Records from a collection:
☆ ☆ ☆ ☆
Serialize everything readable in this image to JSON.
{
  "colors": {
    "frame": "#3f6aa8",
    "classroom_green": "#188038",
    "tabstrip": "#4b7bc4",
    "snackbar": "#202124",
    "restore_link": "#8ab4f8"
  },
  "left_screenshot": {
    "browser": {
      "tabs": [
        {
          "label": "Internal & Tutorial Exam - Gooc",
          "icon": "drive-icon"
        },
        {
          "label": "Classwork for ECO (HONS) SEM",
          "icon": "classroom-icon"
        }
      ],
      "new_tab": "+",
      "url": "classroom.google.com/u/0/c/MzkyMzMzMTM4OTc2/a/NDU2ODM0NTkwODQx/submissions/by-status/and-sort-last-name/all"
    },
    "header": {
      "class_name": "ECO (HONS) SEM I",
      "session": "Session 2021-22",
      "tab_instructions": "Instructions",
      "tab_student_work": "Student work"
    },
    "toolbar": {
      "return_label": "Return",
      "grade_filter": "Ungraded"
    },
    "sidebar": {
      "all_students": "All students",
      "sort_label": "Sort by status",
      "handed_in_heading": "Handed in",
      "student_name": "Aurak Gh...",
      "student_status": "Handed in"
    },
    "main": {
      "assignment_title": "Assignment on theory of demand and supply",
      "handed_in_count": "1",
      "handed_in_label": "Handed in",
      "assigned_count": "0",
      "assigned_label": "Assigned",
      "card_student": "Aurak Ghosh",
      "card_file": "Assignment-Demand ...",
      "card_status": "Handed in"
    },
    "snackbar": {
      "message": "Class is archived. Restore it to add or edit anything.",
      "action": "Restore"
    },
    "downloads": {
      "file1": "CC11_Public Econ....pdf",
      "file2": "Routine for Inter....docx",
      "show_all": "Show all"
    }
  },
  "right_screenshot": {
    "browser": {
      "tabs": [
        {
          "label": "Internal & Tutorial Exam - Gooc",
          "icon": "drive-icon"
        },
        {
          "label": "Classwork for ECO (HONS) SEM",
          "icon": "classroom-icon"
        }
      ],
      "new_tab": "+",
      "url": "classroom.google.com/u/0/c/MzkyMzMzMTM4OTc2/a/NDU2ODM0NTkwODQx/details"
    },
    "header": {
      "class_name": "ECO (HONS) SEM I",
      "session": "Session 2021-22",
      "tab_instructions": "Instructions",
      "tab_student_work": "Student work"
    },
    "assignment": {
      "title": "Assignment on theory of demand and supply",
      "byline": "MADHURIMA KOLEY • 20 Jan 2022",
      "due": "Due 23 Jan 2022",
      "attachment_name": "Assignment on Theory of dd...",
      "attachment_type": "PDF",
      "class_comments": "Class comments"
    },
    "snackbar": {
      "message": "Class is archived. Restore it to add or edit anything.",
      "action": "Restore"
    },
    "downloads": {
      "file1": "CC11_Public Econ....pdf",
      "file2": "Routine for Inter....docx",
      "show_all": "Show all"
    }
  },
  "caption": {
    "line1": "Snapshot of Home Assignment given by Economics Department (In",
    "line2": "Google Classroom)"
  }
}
☆ ☆ ☆ ☆
*EXERCISE OBJECTIVE*
Reproduce all the data word for word.

*WRITTEN SOLUTION*
Serialize everything readable in this image to JSON.
{
  "colors": {
    "frame": "#3f6aa8",
    "classroom_green": "#188038",
    "tabstrip": "#4b7bc4",
    "snackbar": "#202124",
    "restore_link": "#8ab4f8"
  },
  "left_screenshot": {
    "browser": {
      "tabs": [
        {
          "label": "Internal & Tutorial Exam - Gooc",
          "icon": "drive-icon"
        },
        {
          "label": "Classwork for ECO (HONS) SEM",
          "icon": "classroom-icon"
        }
      ],
      "new_tab": "+",
      "url": "classroom.google.com/u/0/c/MzkyMzMzMTM4OTc2/a/NDU2ODM0NTkwODQx/submissions/by-status/and-sort-last-name/all"
    },
    "header": {
      "class_name": "ECO (HONS) SEM I",
      "session": "Session 2021-22",
      "tab_instructions": "Instructions",
      "tab_student_work": "Student work"
    },
    "toolbar": {
      "return_label": "Return",
      "grade_filter": "Ungraded"
    },
    "sidebar": {
      "all_students": "All students",
      "sort_label": "Sort by status",
      "handed_in_heading": "Handed in",
      "student_name": "Aurak Gh...",
      "student_status": "Handed in"
    },
    "main": {
      "assignment_title": "Assignment on theory of demand and supply",
      "handed_in_count": "1",
      "handed_in_label": "Handed in",
      "assigned_count": "0",
      "assigned_label": "Assigned",
      "card_student": "Aurak Ghosh",
      "card_file": "Assignment-Demand ...",
      "card_status": "Handed in"
    },
    "snackbar": {
      "message": "Class is archived. Restore it to add or edit anything.",
      "action": "Restore"
    },
    "downloads": {
      "file1": "CC11_Public Econ....pdf",
      "file2": "Routine for Inter....docx",
      "show_all": "Show all"
    }
  },
  "right_screenshot": {
    "browser": {
      "tabs": [
        {
          "label": "Internal & Tutorial Exam - Gooc",
          "icon": "drive-icon"
        },
        {
          "label": "Classwork for ECO (HONS) SEM",
          "icon": "classroom-icon"
        }
      ],
      "new_tab": "+",
      "url": "classroom.google.com/u/0/c/MzkyMzMzMTM4OTc2/a/NDU2ODM0NTkwODQx/details"
    },
    "header": {
      "class_name": "ECO (HONS) SEM I",
      "session": "Session 2021-22",
      "tab_instructions": "Instructions",
      "tab_student_work": "Student work"
    },
    "assignment": {
      "title": "Assignment on theory of demand and supply",
      "byline": "MADHURIMA KOLEY • 20 Jan 2022",
      "due": "Due 23 Jan 2022",
      "attachment_name": "Assignment on Theory of dd...",
      "attachment_type": "PDF",
      "class_comments": "Class comments"
    },
    "snackbar": {
      "message": "Class is archived. Restore it to add or edit anything.",
      "action": "Restore"
    },
    "downloads": {
      "file1": "CC11_Public Econ....pdf",
      "file2": "Routine for Inter....docx",
      "show_all": "Show all"
    }
  },
  "caption": {
    "line1": "Snapshot of Home Assignment given by Economics Department (In",
    "line2": "Google Classroom)"
  }
}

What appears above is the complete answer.